*To be done*. Please edit the lines from the first one through the one containing "price-badge-current[interactable]: 26164.15 xyxy=(889,40,932,56)" by replacing "candle-body" with "candlestick-body" wherever it occurs and changing nothing else. Return only those lines.

:: Record excerpts

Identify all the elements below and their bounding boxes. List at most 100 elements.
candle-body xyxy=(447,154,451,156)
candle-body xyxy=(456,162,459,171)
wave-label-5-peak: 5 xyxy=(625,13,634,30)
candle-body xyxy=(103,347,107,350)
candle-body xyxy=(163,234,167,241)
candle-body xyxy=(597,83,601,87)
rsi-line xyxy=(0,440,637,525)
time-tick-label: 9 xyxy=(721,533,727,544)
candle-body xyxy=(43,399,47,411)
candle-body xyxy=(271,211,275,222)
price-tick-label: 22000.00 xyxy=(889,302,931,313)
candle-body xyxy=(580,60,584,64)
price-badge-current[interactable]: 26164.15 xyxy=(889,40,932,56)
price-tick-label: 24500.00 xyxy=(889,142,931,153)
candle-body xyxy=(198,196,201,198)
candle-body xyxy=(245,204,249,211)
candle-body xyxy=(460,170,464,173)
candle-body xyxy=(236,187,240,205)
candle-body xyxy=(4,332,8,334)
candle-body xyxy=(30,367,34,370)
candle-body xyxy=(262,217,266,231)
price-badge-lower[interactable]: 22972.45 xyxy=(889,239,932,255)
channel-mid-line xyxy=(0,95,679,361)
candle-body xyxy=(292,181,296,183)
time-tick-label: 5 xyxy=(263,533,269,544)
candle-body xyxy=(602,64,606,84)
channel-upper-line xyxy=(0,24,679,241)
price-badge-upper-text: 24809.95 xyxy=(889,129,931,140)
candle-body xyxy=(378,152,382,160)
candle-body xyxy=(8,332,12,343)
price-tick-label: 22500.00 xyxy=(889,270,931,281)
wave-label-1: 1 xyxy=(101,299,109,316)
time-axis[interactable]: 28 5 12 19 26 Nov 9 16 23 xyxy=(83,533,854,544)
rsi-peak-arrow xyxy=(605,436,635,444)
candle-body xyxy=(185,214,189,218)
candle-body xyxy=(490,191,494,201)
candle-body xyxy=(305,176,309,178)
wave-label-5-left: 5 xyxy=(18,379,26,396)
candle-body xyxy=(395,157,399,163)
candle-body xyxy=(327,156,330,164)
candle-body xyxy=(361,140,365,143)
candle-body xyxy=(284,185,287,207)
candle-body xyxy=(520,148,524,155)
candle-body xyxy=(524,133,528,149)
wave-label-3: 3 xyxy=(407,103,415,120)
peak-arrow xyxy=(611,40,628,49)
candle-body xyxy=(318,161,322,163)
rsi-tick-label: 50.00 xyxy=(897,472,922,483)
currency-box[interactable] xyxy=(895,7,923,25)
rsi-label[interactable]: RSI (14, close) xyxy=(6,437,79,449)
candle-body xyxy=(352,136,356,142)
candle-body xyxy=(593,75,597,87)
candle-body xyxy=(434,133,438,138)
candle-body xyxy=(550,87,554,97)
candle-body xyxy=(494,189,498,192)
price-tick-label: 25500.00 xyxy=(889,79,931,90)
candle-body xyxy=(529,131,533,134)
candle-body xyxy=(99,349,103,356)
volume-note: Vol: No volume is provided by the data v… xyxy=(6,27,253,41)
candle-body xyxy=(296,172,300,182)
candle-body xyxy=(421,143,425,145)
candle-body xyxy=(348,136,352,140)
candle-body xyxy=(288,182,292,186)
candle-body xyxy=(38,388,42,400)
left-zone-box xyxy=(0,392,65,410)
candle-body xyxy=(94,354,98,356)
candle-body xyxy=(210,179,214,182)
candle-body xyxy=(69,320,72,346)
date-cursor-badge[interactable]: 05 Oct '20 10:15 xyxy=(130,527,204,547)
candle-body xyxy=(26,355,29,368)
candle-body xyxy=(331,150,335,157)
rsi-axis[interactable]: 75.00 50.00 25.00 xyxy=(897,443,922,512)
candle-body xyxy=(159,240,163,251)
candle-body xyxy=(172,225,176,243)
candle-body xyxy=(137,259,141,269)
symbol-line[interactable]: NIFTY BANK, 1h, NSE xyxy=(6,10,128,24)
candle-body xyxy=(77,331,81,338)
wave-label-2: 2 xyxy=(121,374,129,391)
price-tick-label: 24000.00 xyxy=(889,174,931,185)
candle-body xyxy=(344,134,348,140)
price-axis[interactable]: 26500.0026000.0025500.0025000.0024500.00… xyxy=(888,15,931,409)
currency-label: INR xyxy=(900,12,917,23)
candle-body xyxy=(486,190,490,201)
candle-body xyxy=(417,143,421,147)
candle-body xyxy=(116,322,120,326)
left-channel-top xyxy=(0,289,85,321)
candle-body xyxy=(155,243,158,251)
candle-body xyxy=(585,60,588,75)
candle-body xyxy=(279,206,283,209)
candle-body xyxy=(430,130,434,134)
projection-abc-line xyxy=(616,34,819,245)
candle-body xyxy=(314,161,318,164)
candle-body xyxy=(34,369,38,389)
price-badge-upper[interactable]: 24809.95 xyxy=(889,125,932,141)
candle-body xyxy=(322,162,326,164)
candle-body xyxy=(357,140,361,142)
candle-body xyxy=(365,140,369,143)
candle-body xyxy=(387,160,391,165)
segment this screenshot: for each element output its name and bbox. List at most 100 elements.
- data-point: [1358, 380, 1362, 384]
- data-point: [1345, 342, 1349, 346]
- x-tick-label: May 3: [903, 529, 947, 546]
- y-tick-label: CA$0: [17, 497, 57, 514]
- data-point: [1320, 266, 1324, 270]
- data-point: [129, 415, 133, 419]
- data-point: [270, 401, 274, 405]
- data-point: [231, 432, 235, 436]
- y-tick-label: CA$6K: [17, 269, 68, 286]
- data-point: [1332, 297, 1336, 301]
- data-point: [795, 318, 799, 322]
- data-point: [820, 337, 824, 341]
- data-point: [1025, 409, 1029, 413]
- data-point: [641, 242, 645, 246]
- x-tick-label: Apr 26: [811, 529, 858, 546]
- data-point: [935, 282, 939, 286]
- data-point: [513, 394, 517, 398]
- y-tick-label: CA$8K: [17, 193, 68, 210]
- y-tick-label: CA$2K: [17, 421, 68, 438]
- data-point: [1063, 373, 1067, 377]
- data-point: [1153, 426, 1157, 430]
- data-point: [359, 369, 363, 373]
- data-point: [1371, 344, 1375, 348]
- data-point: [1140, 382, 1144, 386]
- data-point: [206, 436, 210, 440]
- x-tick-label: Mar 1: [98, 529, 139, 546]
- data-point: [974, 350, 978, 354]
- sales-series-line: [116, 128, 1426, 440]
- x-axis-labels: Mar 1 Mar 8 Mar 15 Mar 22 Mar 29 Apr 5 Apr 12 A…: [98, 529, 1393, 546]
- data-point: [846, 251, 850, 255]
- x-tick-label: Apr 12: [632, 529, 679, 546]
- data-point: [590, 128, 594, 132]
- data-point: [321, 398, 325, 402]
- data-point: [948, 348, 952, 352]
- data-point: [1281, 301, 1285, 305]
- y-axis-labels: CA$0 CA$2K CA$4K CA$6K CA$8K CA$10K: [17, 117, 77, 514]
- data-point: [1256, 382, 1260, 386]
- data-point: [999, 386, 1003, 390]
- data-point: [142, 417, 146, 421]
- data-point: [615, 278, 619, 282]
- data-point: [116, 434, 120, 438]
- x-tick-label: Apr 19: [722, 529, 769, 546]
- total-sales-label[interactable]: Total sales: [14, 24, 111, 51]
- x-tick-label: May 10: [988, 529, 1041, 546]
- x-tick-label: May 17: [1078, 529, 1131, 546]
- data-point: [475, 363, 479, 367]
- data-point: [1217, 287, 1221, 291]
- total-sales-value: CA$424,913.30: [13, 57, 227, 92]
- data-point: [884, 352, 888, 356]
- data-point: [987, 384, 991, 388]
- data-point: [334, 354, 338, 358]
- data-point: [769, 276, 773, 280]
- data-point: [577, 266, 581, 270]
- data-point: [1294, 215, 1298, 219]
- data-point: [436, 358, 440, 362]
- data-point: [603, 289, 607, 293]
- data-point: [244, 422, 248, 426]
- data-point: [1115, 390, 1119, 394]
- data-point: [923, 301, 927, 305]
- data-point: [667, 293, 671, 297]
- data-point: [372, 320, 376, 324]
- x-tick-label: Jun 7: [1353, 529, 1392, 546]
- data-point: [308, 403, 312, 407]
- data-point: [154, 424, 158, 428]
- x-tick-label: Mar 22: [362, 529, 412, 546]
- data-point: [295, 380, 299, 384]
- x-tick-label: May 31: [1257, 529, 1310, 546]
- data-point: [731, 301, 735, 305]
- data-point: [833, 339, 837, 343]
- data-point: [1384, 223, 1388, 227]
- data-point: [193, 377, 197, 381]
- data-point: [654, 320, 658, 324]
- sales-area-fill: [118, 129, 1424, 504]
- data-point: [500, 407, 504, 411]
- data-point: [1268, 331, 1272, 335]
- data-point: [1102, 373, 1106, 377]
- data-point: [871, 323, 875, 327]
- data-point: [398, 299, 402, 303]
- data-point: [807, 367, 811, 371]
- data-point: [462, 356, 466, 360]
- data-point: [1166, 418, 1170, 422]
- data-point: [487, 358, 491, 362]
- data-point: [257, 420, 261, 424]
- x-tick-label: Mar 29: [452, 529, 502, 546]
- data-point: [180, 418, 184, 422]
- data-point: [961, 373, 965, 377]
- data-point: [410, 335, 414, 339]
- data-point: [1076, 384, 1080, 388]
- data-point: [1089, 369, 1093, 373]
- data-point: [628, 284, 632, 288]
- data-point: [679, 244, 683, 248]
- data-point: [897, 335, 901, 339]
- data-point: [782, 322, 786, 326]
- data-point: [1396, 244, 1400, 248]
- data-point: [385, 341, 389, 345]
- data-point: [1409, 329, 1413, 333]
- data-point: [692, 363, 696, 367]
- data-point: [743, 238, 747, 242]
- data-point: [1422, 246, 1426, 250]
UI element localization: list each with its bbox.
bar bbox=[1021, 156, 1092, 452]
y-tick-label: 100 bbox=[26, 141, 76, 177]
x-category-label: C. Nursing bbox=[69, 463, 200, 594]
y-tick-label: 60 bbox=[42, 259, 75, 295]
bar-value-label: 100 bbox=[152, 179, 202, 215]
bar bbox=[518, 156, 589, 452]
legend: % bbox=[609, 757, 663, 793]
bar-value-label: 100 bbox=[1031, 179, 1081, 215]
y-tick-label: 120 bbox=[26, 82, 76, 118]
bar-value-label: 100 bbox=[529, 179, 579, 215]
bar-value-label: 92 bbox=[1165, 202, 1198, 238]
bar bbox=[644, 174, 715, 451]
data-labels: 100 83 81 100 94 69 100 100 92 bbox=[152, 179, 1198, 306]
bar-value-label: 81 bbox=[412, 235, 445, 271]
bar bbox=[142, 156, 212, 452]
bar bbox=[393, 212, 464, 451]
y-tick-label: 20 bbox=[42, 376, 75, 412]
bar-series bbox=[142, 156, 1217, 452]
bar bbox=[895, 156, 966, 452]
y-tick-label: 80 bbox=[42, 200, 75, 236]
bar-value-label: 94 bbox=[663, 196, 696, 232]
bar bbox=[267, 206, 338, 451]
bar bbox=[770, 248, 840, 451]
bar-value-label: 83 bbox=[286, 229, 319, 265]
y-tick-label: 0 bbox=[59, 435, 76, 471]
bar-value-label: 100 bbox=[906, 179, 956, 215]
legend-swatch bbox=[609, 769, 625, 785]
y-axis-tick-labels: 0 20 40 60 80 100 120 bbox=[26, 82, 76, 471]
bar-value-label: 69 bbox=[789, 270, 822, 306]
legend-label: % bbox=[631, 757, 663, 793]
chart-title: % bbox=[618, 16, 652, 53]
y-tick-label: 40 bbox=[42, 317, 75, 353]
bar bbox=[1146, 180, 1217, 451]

::::

*Reply to the task*.
Identify all the elements below and their bounding boxes. List at most 100 elements.
candlestick-body xyxy=(447,154,451,156)
candlestick-body xyxy=(456,162,459,171)
wave-label-5-peak: 5 xyxy=(625,13,634,30)
candlestick-body xyxy=(103,347,107,350)
candlestick-body xyxy=(163,234,167,241)
candlestick-body xyxy=(597,83,601,87)
rsi-line xyxy=(0,440,637,525)
time-tick-label: 9 xyxy=(721,533,727,544)
candlestick-body xyxy=(43,399,47,411)
candlestick-body xyxy=(271,211,275,222)
price-tick-label: 22000.00 xyxy=(889,302,931,313)
candlestick-body xyxy=(580,60,584,64)
price-badge-current[interactable]: 26164.15 xyxy=(889,40,932,56)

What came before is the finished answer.